EXERCISE AIM:
Within the records below, find each line that holds the string "除标注外", then copy it.
━━━
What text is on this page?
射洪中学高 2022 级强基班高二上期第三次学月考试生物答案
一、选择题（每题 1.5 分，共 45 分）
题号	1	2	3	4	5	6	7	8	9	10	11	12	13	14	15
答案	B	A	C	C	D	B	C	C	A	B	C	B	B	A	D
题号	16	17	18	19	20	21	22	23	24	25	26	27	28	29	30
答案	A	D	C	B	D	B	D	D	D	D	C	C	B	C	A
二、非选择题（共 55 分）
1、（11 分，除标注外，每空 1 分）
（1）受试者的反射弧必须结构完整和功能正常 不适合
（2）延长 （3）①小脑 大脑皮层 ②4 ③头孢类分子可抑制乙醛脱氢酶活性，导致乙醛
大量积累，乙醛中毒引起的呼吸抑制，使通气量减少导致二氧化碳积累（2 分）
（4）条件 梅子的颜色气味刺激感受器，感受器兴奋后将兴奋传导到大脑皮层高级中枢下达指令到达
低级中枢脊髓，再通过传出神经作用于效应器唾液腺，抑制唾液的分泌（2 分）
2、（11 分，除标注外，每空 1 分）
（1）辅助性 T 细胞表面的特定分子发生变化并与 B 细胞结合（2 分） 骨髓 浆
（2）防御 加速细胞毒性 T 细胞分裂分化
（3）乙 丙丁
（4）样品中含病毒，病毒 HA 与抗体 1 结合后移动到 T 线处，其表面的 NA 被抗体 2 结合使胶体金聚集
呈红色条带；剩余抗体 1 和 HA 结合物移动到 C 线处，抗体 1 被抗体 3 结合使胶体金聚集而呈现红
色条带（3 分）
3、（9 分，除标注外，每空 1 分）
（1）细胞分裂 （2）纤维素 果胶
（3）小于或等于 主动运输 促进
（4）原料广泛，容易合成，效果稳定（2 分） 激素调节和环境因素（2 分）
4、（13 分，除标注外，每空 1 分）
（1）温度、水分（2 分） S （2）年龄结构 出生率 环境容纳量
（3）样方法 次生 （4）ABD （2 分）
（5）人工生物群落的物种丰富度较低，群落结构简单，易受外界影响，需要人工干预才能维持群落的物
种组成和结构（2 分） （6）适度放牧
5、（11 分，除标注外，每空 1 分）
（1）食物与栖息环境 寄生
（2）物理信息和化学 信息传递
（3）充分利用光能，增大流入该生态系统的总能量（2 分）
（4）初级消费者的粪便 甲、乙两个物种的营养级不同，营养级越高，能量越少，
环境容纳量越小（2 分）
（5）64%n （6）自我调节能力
━━━
FULL SOLUTION:
1、（11 分，除标注外，每空 1 分）
2、（11 分，除标注外，每空 1 分）
3、（9 分，除标注外，每空 1 分）
4、（13 分，除标注外，每空 1 分）
5、（11 分，除标注外，每空 1 分）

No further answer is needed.